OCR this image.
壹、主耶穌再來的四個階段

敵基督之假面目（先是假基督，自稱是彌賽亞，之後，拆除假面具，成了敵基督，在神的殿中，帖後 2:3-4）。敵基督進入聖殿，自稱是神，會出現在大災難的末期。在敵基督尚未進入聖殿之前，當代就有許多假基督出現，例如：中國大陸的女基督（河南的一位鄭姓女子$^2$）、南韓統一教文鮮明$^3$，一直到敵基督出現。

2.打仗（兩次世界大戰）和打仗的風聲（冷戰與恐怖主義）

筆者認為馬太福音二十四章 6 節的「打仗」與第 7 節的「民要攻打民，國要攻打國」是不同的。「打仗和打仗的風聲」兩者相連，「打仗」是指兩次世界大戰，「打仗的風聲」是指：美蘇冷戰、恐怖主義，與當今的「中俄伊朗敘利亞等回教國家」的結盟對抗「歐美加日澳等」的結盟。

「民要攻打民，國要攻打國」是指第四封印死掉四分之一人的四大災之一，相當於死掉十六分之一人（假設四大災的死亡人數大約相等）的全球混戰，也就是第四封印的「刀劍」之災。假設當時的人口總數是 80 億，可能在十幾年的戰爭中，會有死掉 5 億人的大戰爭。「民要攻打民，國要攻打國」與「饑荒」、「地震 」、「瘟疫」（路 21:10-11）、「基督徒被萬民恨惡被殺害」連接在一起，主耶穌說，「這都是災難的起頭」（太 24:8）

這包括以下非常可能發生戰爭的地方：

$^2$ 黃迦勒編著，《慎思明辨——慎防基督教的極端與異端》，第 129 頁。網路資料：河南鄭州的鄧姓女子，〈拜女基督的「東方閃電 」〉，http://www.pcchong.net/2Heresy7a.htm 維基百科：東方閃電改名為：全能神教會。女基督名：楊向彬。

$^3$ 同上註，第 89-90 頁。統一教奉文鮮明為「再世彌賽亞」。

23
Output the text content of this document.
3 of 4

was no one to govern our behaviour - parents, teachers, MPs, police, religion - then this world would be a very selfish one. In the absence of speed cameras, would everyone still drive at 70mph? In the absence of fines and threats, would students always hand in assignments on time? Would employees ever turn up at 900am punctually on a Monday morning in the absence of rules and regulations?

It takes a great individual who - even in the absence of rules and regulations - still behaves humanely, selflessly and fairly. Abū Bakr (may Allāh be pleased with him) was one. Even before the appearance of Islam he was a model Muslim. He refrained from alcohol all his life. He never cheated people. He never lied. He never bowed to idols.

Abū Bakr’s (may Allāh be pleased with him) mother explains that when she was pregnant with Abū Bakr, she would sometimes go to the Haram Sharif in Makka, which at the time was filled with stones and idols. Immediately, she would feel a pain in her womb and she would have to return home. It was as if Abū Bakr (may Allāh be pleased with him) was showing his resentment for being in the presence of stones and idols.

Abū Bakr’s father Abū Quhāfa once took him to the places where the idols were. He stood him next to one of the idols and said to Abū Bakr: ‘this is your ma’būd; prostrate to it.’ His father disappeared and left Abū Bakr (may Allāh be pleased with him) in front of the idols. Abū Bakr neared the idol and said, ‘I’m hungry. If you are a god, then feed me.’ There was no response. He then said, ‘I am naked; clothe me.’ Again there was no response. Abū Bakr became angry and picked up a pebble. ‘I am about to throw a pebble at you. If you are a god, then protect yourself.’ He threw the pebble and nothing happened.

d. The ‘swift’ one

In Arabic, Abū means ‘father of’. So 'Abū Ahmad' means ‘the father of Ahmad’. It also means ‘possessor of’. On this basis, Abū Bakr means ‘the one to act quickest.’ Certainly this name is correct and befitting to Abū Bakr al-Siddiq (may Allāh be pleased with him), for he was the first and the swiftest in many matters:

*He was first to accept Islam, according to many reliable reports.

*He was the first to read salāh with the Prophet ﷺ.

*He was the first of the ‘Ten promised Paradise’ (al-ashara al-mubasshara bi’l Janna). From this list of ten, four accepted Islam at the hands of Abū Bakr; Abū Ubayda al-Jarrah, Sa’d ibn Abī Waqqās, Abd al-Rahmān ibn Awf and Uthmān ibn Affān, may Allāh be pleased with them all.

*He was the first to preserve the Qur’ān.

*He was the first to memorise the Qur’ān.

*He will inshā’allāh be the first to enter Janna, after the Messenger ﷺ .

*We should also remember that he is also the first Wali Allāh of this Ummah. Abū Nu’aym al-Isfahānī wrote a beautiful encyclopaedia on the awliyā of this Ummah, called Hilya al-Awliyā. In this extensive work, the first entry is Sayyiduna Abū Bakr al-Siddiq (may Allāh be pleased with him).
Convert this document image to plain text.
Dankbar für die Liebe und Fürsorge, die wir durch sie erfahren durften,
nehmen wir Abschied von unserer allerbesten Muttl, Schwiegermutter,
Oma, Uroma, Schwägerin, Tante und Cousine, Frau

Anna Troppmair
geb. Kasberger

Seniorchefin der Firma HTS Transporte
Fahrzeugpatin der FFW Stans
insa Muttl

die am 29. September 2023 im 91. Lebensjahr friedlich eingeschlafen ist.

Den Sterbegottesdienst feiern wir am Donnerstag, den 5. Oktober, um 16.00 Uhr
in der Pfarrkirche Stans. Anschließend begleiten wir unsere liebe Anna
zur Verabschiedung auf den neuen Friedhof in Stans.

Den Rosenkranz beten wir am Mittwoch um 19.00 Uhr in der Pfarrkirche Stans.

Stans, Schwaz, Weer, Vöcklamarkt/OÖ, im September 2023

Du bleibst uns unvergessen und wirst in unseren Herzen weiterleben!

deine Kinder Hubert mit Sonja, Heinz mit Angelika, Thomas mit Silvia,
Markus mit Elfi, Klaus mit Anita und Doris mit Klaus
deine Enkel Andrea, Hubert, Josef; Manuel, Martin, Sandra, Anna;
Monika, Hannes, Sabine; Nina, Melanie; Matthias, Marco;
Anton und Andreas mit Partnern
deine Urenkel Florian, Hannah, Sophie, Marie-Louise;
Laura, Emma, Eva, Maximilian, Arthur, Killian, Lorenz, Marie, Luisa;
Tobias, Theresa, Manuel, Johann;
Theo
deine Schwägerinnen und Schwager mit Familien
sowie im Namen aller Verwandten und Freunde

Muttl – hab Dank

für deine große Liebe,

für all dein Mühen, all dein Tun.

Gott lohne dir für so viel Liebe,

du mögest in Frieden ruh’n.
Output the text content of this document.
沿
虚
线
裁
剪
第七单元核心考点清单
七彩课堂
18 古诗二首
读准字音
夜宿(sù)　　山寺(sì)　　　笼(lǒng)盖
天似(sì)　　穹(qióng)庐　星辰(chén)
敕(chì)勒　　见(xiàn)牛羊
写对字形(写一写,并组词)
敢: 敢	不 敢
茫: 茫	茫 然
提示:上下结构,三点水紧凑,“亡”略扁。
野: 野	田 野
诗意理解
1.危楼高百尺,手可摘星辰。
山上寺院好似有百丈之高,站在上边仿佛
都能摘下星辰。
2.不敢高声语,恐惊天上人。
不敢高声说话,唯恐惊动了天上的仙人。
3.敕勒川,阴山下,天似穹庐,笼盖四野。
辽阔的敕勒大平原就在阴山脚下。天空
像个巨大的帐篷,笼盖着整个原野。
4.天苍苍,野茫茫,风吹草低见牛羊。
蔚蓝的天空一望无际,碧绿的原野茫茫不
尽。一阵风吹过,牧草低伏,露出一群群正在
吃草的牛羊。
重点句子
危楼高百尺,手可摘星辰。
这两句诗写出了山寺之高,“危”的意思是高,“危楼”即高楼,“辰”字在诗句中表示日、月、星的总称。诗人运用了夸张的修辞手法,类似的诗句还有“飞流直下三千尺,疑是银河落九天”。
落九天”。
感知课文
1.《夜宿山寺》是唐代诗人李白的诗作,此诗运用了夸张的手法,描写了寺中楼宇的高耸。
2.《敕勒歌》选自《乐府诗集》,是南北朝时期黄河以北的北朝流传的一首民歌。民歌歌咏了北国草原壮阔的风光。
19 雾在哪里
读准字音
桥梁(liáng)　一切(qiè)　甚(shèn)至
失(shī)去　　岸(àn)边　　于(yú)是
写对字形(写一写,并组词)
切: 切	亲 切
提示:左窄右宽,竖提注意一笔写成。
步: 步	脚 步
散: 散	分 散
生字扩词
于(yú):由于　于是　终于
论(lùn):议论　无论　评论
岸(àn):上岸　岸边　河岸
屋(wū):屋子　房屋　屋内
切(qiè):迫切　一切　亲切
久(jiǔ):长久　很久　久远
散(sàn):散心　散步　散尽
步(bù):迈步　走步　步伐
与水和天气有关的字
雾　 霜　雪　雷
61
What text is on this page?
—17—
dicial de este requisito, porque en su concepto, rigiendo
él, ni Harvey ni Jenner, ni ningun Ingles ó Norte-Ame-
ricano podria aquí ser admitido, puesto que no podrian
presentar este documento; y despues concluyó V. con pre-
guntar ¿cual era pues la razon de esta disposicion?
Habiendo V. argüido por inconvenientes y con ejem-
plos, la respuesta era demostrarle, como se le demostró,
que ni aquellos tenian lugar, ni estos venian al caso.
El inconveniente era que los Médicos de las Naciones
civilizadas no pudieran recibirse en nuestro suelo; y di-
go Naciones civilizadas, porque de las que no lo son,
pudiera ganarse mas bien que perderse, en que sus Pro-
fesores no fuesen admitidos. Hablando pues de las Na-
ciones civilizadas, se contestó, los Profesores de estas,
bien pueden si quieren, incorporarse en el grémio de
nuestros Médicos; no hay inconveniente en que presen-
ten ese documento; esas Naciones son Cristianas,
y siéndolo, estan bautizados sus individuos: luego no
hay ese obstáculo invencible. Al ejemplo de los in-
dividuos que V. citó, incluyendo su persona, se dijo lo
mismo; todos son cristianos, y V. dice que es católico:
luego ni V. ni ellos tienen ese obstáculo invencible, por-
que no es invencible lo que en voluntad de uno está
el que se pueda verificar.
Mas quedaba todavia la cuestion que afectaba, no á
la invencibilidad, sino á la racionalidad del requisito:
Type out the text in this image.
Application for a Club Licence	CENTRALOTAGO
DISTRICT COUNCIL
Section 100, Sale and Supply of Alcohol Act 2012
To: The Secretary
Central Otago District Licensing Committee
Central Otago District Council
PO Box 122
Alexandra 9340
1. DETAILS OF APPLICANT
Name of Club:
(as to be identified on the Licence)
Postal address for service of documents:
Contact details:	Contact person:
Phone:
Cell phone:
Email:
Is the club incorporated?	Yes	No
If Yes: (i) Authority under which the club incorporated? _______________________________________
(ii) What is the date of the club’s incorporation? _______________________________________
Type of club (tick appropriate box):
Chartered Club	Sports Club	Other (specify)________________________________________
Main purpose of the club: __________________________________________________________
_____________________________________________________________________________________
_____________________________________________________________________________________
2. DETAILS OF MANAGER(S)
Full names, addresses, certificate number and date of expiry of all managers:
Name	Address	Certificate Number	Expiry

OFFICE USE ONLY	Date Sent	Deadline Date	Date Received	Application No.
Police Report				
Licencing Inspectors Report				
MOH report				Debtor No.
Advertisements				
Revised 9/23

* Stated task *
Copy all lines of the material above where the string "documento" occurs.

* Written response *
presentar este documento; y despues concluyó V. con pre-
ten ese documento; esas Naciones son Cristianas,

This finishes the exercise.